─── DATA FOR THE TASK

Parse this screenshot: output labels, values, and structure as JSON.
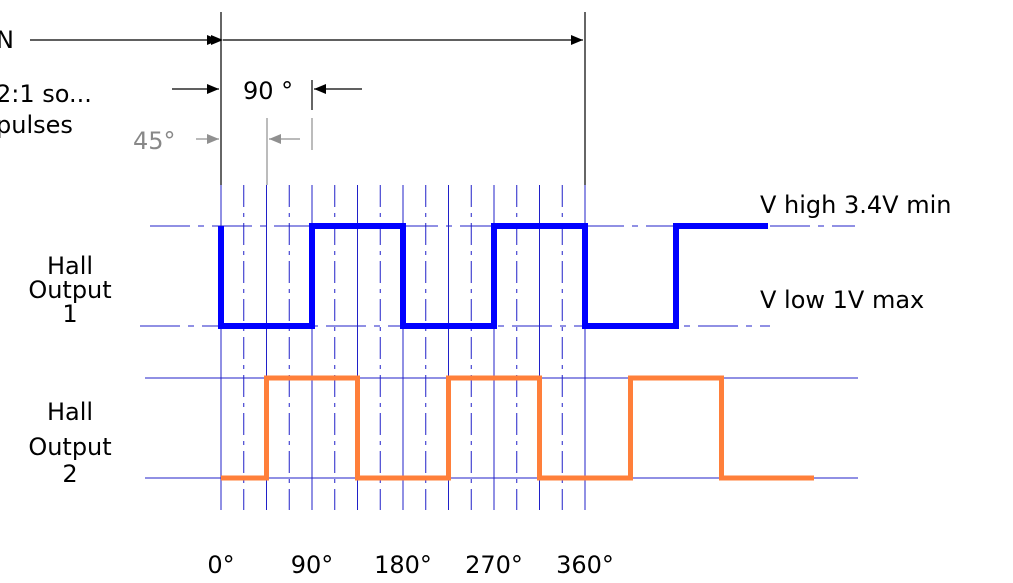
{
  "colors": {
    "output1": "#0000ff",
    "output2": "#ff7f3a",
    "grid": "#2020c8",
    "dimension": "#000000",
    "dimension_grey": "#909090"
  },
  "labels": {
    "top_left_truncated": "N",
    "ratio_line1": "2:1 so...",
    "ratio_line2": "pulses",
    "angle_90": "90 °",
    "angle_45": "45°",
    "v_high": "V high 3.4V min",
    "v_low": "V low 1V max",
    "hall1_line1": "Hall",
    "hall1_line2": "Output",
    "hall1_line3": "1",
    "hall2_line1": "Hall",
    "hall2_line2": "Output",
    "hall2_line3": "2"
  },
  "axis_ticks": [
    "0°",
    "90°",
    "180°",
    "270°",
    "360°"
  ],
  "signals": {
    "output1": {
      "name": "Hall Output 1",
      "transitions_deg": [
        0,
        90,
        180,
        270,
        360,
        450
      ],
      "initial_level": "high"
    },
    "output2": {
      "name": "Hall Output 2",
      "transitions_deg": [
        45,
        135,
        225,
        315,
        405,
        495
      ],
      "initial_level": "low"
    }
  }
}
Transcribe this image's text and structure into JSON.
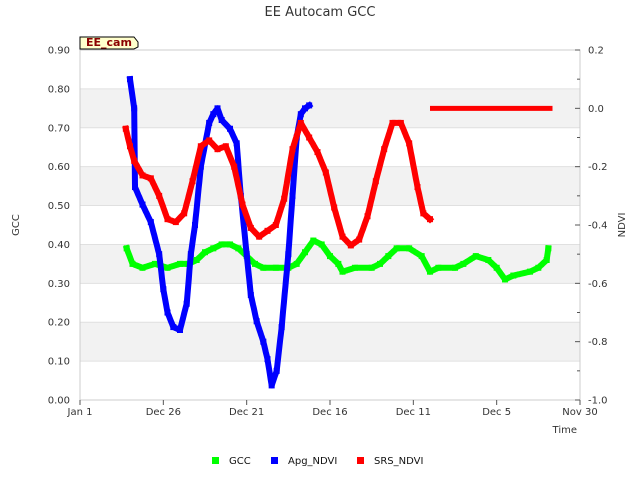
{
  "chart_data": {
    "type": "scatter",
    "title": "EE Autocam GCC",
    "site_label": "EE_cam",
    "xlabel": "Time",
    "ylabel_left": "GCC",
    "ylabel_right": "NDVI",
    "x_tick_labels": [
      "Jan 1",
      "Dec 26",
      "Dec 21",
      "Dec 16",
      "Dec 11",
      "Dec 5",
      "Nov 30"
    ],
    "x_tick_units": [
      0,
      1,
      2,
      3,
      4,
      5,
      6
    ],
    "xlim_units": [
      0,
      6
    ],
    "ylim_left": [
      0,
      0.9
    ],
    "left_ticks": [
      "0.00",
      "0.10",
      "0.20",
      "0.30",
      "0.40",
      "0.50",
      "0.60",
      "0.70",
      "0.80",
      "0.90"
    ],
    "ylim_right": [
      -1.0,
      0.2
    ],
    "right_ticks": [
      "-1.0",
      "-0.8",
      "-0.6",
      "-0.4",
      "-0.2",
      "0.0",
      "0.2"
    ],
    "series": [
      {
        "name": "GCC",
        "color": "#00ff00",
        "axis": "left",
        "points": [
          [
            0.56,
            0.39
          ],
          [
            0.63,
            0.35
          ],
          [
            0.75,
            0.34
          ],
          [
            0.9,
            0.35
          ],
          [
            1.05,
            0.34
          ],
          [
            1.2,
            0.35
          ],
          [
            1.3,
            0.35
          ],
          [
            1.4,
            0.36
          ],
          [
            1.5,
            0.38
          ],
          [
            1.6,
            0.39
          ],
          [
            1.7,
            0.4
          ],
          [
            1.8,
            0.4
          ],
          [
            1.9,
            0.39
          ],
          [
            2.0,
            0.37
          ],
          [
            2.1,
            0.35
          ],
          [
            2.2,
            0.34
          ],
          [
            2.35,
            0.34
          ],
          [
            2.5,
            0.34
          ],
          [
            2.6,
            0.35
          ],
          [
            2.7,
            0.38
          ],
          [
            2.8,
            0.41
          ],
          [
            2.9,
            0.4
          ],
          [
            3.0,
            0.37
          ],
          [
            3.1,
            0.35
          ],
          [
            3.15,
            0.33
          ],
          [
            3.3,
            0.34
          ],
          [
            3.5,
            0.34
          ],
          [
            3.6,
            0.35
          ],
          [
            3.7,
            0.37
          ],
          [
            3.8,
            0.39
          ],
          [
            3.95,
            0.39
          ],
          [
            4.1,
            0.37
          ],
          [
            4.2,
            0.33
          ],
          [
            4.3,
            0.34
          ],
          [
            4.5,
            0.34
          ],
          [
            4.6,
            0.35
          ],
          [
            4.75,
            0.37
          ],
          [
            4.9,
            0.36
          ],
          [
            5.0,
            0.34
          ],
          [
            5.1,
            0.31
          ],
          [
            5.2,
            0.32
          ],
          [
            5.4,
            0.33
          ],
          [
            5.5,
            0.34
          ],
          [
            5.6,
            0.36
          ],
          [
            5.62,
            0.39
          ]
        ]
      },
      {
        "name": "Apg_NDVI",
        "color": "#0000ff",
        "axis": "right",
        "points": [
          [
            0.6,
            0.1
          ],
          [
            0.65,
            0.0
          ],
          [
            0.66,
            -0.27
          ],
          [
            0.75,
            -0.33
          ],
          [
            0.85,
            -0.39
          ],
          [
            0.95,
            -0.5
          ],
          [
            1.0,
            -0.62
          ],
          [
            1.05,
            -0.7
          ],
          [
            1.12,
            -0.75
          ],
          [
            1.2,
            -0.76
          ],
          [
            1.28,
            -0.67
          ],
          [
            1.33,
            -0.5
          ],
          [
            1.38,
            -0.4
          ],
          [
            1.45,
            -0.2
          ],
          [
            1.55,
            -0.05
          ],
          [
            1.6,
            -0.02
          ],
          [
            1.65,
            0.0
          ],
          [
            1.7,
            -0.04
          ],
          [
            1.8,
            -0.07
          ],
          [
            1.88,
            -0.12
          ],
          [
            1.93,
            -0.3
          ],
          [
            2.0,
            -0.5
          ],
          [
            2.05,
            -0.64
          ],
          [
            2.12,
            -0.73
          ],
          [
            2.2,
            -0.8
          ],
          [
            2.25,
            -0.86
          ],
          [
            2.3,
            -0.95
          ],
          [
            2.36,
            -0.9
          ],
          [
            2.42,
            -0.75
          ],
          [
            2.5,
            -0.5
          ],
          [
            2.55,
            -0.3
          ],
          [
            2.6,
            -0.1
          ],
          [
            2.65,
            -0.02
          ],
          [
            2.7,
            0.0
          ],
          [
            2.75,
            0.01
          ]
        ]
      },
      {
        "name": "SRS_NDVI",
        "color": "#ff0000",
        "axis": "right",
        "points": [
          [
            0.55,
            -0.07
          ],
          [
            0.6,
            -0.13
          ],
          [
            0.65,
            -0.18
          ],
          [
            0.75,
            -0.23
          ],
          [
            0.85,
            -0.24
          ],
          [
            0.95,
            -0.3
          ],
          [
            1.05,
            -0.38
          ],
          [
            1.15,
            -0.39
          ],
          [
            1.25,
            -0.36
          ],
          [
            1.35,
            -0.25
          ],
          [
            1.45,
            -0.13
          ],
          [
            1.55,
            -0.11
          ],
          [
            1.65,
            -0.14
          ],
          [
            1.75,
            -0.13
          ],
          [
            1.85,
            -0.2
          ],
          [
            1.95,
            -0.33
          ],
          [
            2.05,
            -0.41
          ],
          [
            2.15,
            -0.44
          ],
          [
            2.25,
            -0.42
          ],
          [
            2.35,
            -0.4
          ],
          [
            2.45,
            -0.31
          ],
          [
            2.55,
            -0.14
          ],
          [
            2.65,
            -0.05
          ],
          [
            2.75,
            -0.1
          ],
          [
            2.85,
            -0.15
          ],
          [
            2.95,
            -0.22
          ],
          [
            3.05,
            -0.34
          ],
          [
            3.15,
            -0.44
          ],
          [
            3.25,
            -0.47
          ],
          [
            3.35,
            -0.45
          ],
          [
            3.45,
            -0.37
          ],
          [
            3.55,
            -0.25
          ],
          [
            3.65,
            -0.14
          ],
          [
            3.75,
            -0.05
          ],
          [
            3.85,
            -0.05
          ],
          [
            3.95,
            -0.12
          ],
          [
            4.05,
            -0.27
          ],
          [
            4.12,
            -0.36
          ],
          [
            4.2,
            -0.38
          ]
        ]
      },
      {
        "name": "SRS_NDVI_line",
        "color": "#ff0000",
        "axis": "right",
        "segment": [
          [
            4.2,
            0.0
          ],
          [
            5.67,
            0.0
          ]
        ]
      }
    ],
    "legend": [
      "GCC",
      "Apg_NDVI",
      "SRS_NDVI"
    ],
    "legend_position": "bottom"
  }
}
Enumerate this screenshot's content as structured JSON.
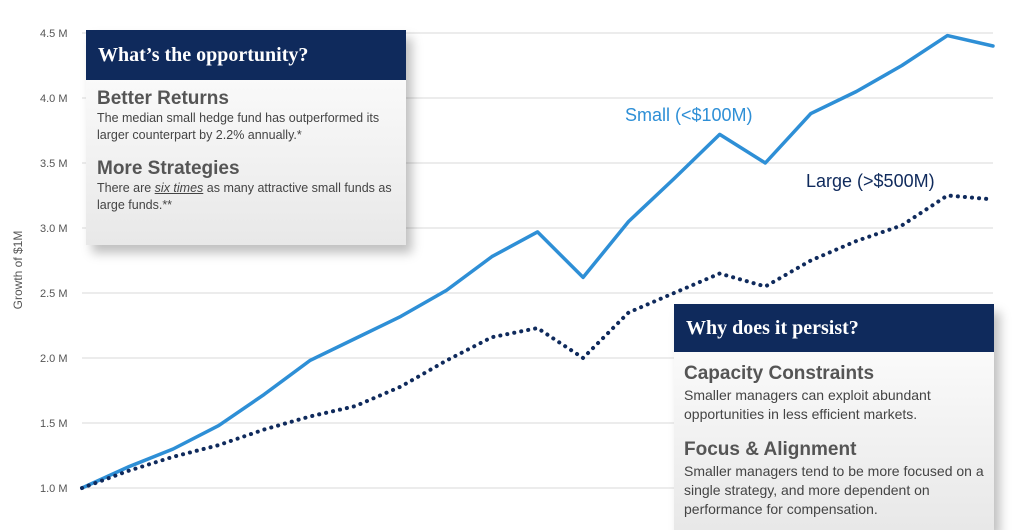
{
  "chart_data": {
    "type": "line",
    "ylabel": "Growth of $1M",
    "ylim": [
      1.0,
      4.5
    ],
    "yticks": [
      {
        "value": 1.0,
        "label": "1.0 M"
      },
      {
        "value": 1.5,
        "label": "1.5 M"
      },
      {
        "value": 2.0,
        "label": "2.0 M"
      },
      {
        "value": 2.5,
        "label": "2.5 M"
      },
      {
        "value": 3.0,
        "label": "3.0 M"
      },
      {
        "value": 3.5,
        "label": "3.5 M"
      },
      {
        "value": 4.0,
        "label": "4.0 M"
      },
      {
        "value": 4.5,
        "label": "4.5 M"
      }
    ],
    "grid": true,
    "x": [
      0,
      5,
      10,
      15,
      20,
      25,
      30,
      35,
      40,
      45,
      50,
      55,
      60,
      65,
      70,
      75,
      80,
      85,
      90,
      95,
      100
    ],
    "series": [
      {
        "name": "Small (<$100M)",
        "color": "#2e8fd6",
        "style": "solid",
        "values": [
          1.0,
          1.16,
          1.3,
          1.48,
          1.72,
          1.98,
          2.15,
          2.32,
          2.52,
          2.78,
          2.97,
          2.62,
          3.05,
          3.38,
          3.72,
          3.5,
          3.88,
          4.05,
          4.25,
          4.48,
          4.4
        ]
      },
      {
        "name": "Large (>$500M)",
        "color": "#0f2a5c",
        "style": "dotted",
        "values": [
          1.0,
          1.13,
          1.24,
          1.33,
          1.45,
          1.55,
          1.63,
          1.78,
          1.98,
          2.16,
          2.23,
          2.0,
          2.35,
          2.5,
          2.65,
          2.55,
          2.75,
          2.9,
          3.02,
          3.25,
          3.22
        ]
      }
    ]
  },
  "callout_left": {
    "title": "What’s the opportunity?",
    "section1_heading": "Better Returns",
    "section1_text": "The median small hedge fund has outperformed its larger counterpart by 2.2% annually.*",
    "section2_heading": "More Strategies",
    "section2_text_before": "There are ",
    "section2_text_emphasis": "six times",
    "section2_text_after": " as many attractive small funds as large funds.**"
  },
  "callout_right": {
    "title": "Why does it persist?",
    "section1_heading": "Capacity Constraints",
    "section1_text": "Smaller managers can exploit abundant opportunities in less efficient markets.",
    "section2_heading": "Focus & Alignment",
    "section2_text": "Smaller managers tend to be more focused on a single strategy, and more dependent on performance for compensation."
  }
}
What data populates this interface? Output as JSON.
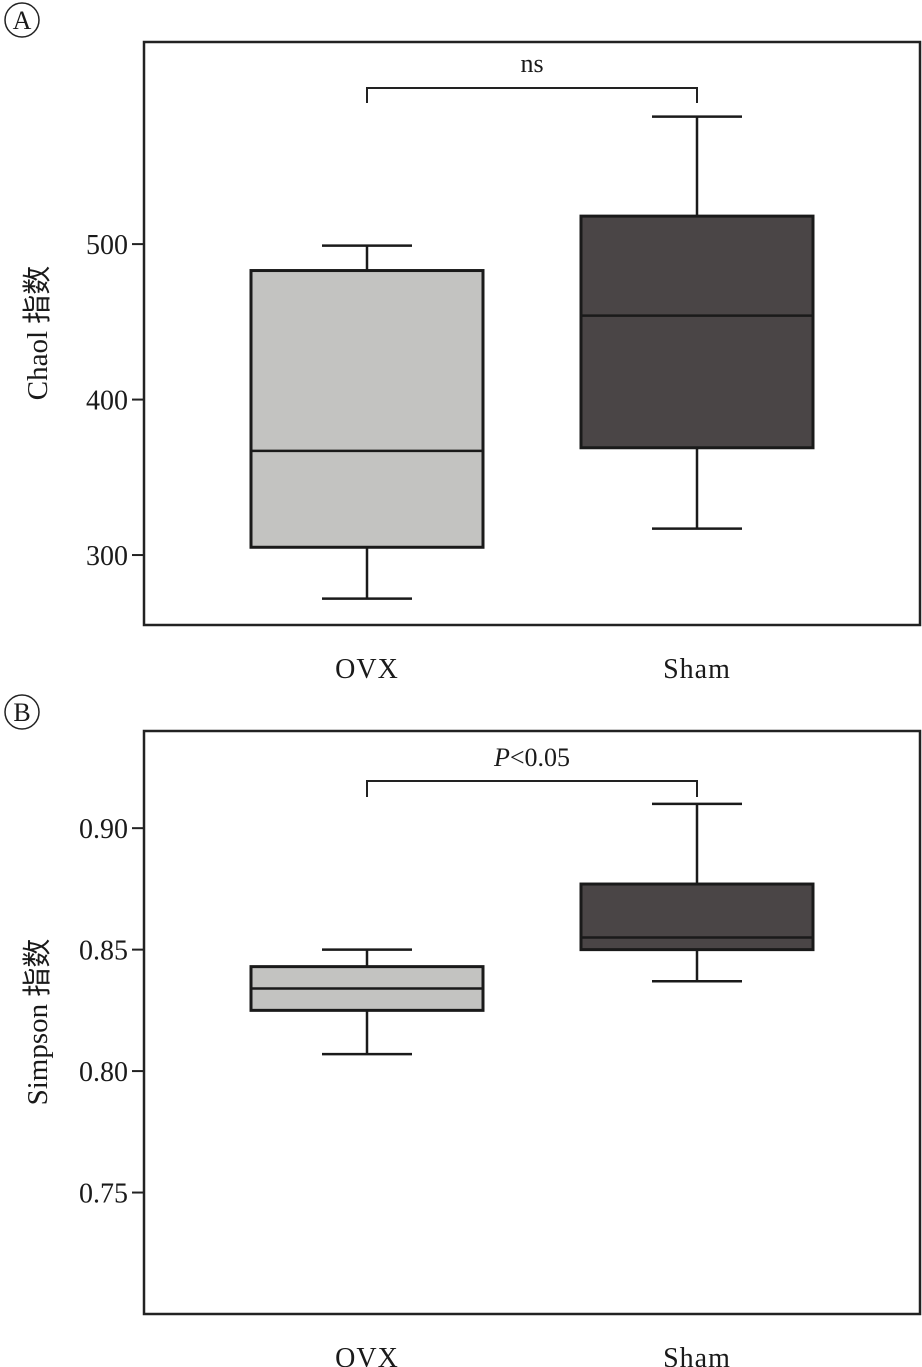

──────

OBJECTIVE => Where a line above contains the string "Smaller", copy that line.

ANSWER TO THE TASK =>
    "section1_text": "Smaller managers can exploit abundant opportunities in less efficient markets.",
    "section2_text": "Smaller managers tend to be more focused on a single strategy, and more dependent on performance for compensation."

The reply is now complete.